### WRITTEN INSTRUCTION
Look through the records below, and copy out every line that holds the string "caption".
══ RAW RECORDS
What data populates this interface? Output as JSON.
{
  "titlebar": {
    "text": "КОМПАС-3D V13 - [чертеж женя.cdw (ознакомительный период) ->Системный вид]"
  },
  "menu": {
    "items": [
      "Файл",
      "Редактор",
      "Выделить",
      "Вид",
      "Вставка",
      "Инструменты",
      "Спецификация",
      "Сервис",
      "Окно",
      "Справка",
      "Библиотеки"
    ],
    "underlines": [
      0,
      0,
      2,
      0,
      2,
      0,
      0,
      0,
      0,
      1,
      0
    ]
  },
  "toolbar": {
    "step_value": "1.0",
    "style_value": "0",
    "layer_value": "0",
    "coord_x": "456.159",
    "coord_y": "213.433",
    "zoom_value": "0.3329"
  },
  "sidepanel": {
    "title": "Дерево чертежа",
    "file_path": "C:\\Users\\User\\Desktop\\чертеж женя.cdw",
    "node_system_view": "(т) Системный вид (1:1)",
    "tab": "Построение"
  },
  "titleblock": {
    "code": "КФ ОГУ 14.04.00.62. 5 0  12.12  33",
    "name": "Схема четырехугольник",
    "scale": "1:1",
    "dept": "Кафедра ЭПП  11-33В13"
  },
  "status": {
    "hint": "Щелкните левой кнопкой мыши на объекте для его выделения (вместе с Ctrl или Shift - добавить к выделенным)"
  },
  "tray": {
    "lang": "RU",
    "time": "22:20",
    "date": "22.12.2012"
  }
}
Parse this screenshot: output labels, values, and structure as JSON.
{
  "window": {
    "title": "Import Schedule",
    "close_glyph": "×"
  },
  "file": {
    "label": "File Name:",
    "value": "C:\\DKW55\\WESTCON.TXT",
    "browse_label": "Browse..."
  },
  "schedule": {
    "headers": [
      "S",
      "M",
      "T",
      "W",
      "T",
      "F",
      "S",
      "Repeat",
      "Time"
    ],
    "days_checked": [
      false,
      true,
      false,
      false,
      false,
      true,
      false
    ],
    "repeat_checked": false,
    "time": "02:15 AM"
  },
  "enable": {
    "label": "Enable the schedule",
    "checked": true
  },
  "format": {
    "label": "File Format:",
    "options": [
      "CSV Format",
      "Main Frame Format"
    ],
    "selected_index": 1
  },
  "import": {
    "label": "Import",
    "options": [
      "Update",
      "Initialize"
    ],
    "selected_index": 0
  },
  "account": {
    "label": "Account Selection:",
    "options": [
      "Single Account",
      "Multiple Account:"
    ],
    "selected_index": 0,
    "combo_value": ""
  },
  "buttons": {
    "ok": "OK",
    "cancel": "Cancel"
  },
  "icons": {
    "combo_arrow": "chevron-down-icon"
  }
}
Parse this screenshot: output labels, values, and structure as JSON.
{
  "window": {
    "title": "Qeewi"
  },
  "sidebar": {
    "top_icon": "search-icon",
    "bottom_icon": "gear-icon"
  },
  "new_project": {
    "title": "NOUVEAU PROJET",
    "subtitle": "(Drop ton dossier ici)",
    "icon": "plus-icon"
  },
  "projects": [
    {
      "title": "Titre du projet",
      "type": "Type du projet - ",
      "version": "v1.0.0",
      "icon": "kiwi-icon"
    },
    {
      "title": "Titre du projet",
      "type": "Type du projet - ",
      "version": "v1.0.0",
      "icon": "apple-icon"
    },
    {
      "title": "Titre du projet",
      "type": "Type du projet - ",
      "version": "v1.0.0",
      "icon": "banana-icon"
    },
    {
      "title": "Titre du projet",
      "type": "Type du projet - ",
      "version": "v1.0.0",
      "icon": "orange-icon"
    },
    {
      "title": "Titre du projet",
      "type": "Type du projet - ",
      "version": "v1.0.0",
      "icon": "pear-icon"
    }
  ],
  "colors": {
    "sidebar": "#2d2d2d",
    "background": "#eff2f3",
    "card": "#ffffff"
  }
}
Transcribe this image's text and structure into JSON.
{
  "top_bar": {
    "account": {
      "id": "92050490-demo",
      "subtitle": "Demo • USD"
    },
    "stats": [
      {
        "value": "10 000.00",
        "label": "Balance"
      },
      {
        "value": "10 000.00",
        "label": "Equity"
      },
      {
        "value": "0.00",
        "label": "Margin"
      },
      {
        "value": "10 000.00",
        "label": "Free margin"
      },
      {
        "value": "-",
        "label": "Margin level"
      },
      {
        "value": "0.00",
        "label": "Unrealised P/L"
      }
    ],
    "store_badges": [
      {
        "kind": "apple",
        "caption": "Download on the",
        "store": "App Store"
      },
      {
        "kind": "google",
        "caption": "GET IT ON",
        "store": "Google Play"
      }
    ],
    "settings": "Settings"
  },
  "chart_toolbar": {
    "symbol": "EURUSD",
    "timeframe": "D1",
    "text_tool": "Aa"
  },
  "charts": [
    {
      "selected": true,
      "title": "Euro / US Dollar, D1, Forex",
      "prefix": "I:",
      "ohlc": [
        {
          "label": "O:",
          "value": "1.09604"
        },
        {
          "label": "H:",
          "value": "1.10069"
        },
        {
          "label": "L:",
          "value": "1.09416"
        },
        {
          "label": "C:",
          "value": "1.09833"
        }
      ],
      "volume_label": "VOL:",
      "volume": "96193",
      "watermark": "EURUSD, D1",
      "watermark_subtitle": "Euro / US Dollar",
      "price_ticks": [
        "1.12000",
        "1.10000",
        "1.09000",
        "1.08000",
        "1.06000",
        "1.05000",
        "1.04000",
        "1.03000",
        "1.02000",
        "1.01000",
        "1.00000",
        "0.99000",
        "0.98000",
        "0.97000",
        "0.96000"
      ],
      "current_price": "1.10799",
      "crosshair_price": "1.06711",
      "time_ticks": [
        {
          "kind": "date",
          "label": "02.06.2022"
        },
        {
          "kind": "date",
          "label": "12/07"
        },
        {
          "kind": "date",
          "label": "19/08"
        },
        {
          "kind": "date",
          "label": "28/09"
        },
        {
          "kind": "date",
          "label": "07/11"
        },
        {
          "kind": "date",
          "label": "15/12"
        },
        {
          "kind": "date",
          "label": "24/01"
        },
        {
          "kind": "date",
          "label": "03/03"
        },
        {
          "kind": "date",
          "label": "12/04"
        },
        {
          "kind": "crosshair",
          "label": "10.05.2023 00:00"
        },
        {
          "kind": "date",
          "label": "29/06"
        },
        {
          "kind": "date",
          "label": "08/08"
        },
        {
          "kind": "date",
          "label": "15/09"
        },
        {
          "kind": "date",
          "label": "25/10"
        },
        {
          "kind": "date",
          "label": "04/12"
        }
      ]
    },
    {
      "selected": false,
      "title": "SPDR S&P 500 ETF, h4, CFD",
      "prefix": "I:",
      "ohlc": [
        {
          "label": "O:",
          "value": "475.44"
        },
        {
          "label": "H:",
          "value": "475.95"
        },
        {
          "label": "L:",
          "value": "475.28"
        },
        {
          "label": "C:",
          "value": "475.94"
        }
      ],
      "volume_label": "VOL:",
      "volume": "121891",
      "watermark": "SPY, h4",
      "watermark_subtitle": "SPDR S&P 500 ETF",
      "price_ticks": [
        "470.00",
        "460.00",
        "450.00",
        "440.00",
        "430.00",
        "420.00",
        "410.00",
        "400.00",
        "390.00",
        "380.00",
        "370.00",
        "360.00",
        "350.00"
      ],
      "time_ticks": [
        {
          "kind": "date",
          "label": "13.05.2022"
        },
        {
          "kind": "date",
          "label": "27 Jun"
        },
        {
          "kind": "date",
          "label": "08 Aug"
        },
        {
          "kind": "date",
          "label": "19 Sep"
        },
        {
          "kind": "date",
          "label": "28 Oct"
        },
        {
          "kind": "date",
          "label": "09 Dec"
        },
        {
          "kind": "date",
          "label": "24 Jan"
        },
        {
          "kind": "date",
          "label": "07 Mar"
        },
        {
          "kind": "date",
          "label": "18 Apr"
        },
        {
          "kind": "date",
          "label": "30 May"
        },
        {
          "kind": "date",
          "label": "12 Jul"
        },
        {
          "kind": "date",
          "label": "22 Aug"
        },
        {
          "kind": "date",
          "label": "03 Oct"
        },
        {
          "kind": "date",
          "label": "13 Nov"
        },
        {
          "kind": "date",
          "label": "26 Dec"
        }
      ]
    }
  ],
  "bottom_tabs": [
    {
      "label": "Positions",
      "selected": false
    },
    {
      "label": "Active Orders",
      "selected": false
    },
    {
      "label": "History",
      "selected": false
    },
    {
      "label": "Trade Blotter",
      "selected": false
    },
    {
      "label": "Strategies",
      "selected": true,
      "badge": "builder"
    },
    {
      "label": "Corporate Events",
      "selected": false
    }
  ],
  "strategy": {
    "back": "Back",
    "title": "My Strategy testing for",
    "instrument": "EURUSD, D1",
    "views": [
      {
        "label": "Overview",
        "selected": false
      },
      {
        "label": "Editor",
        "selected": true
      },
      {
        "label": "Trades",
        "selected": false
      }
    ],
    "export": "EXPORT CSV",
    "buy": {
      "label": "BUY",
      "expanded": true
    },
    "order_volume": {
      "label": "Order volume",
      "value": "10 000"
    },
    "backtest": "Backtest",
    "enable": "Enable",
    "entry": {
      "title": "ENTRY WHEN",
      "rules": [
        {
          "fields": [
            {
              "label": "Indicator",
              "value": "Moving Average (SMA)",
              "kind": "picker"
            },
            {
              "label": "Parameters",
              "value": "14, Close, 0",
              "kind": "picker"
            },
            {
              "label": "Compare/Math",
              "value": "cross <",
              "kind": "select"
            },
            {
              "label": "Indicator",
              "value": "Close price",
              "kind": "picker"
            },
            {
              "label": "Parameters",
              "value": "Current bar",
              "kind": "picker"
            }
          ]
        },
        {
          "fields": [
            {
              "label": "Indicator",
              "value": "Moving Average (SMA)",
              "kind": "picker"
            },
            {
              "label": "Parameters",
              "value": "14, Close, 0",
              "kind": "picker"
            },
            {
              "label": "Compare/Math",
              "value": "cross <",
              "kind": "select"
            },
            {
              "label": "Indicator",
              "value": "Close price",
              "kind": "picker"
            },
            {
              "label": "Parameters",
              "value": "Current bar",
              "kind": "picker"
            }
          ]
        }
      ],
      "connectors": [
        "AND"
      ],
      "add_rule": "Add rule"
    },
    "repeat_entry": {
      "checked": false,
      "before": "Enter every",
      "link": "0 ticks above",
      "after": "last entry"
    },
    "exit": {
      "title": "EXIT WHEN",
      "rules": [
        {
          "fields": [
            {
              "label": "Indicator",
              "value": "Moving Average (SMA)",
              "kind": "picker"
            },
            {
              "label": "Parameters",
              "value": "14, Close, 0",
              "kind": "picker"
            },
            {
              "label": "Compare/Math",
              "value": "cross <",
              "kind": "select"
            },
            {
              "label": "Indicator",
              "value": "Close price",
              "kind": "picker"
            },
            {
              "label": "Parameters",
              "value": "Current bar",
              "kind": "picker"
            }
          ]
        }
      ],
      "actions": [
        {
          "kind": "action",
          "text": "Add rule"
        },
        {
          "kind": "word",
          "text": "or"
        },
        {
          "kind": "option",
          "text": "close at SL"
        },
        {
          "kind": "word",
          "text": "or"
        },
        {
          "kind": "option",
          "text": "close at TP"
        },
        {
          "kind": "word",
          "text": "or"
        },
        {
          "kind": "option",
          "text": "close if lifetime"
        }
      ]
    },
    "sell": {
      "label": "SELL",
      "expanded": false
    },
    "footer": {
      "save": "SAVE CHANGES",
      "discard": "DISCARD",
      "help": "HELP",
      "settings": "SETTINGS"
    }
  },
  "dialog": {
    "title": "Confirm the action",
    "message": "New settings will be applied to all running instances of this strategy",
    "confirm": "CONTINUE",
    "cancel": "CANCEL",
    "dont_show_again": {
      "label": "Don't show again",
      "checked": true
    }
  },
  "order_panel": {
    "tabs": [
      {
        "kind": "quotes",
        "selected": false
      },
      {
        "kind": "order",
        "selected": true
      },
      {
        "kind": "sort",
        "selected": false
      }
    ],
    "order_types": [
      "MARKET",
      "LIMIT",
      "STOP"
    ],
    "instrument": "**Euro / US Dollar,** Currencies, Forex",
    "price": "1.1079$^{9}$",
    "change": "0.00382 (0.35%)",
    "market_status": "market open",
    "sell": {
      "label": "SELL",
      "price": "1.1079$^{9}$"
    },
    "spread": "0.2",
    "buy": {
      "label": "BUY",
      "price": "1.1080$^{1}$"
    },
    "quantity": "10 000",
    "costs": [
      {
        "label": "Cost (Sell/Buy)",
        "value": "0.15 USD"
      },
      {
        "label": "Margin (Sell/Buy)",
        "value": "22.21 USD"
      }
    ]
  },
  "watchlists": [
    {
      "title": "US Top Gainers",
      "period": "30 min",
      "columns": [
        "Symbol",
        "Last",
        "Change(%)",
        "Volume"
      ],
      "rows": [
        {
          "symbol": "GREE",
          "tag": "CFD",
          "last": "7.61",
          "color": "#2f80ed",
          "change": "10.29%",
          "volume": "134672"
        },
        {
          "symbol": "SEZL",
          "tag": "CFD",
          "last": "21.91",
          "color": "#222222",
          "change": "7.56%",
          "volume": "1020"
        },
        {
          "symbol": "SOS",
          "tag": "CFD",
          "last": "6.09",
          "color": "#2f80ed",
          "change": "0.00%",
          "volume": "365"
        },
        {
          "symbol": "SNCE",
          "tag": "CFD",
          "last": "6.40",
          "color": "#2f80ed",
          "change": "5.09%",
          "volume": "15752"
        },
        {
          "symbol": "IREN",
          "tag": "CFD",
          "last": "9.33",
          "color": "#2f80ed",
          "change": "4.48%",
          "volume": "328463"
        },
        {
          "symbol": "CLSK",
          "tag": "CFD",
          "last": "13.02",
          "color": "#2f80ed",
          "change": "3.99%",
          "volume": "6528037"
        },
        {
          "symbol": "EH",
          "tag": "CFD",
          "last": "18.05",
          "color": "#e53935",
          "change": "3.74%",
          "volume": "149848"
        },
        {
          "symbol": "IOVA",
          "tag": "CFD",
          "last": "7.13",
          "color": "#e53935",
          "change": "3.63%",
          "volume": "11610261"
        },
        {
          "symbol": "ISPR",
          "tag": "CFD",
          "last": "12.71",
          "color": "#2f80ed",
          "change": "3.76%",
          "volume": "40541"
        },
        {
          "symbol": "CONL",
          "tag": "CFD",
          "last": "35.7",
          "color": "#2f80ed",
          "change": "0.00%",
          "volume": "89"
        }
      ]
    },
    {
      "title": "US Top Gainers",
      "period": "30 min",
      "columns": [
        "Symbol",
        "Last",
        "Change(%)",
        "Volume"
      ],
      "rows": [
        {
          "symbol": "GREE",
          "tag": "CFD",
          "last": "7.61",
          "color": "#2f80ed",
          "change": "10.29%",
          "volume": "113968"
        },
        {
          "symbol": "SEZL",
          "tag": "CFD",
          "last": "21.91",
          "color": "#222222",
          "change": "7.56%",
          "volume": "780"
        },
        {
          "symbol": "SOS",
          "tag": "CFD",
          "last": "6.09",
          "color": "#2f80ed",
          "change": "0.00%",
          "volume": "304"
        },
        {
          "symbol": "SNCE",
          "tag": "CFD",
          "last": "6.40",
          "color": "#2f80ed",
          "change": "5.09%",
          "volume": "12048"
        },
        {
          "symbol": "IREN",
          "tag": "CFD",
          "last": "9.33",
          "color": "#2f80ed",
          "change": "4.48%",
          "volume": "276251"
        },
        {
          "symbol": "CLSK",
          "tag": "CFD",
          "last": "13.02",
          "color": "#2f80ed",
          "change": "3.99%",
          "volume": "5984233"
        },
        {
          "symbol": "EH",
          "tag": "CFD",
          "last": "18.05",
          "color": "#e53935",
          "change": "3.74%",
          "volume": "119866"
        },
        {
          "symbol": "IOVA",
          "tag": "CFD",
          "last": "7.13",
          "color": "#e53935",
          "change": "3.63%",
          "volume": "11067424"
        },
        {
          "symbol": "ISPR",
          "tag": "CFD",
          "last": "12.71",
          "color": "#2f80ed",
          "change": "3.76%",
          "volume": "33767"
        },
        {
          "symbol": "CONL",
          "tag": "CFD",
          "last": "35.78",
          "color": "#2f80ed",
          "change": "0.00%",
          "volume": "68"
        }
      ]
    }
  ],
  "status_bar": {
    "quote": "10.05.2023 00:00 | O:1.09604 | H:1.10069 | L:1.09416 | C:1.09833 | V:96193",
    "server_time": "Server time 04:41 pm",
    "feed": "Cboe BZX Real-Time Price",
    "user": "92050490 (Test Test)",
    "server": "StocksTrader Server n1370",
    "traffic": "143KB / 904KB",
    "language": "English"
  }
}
════
### RESPONSE
        "caption": "Download on the",
        "caption": "GET IT ON",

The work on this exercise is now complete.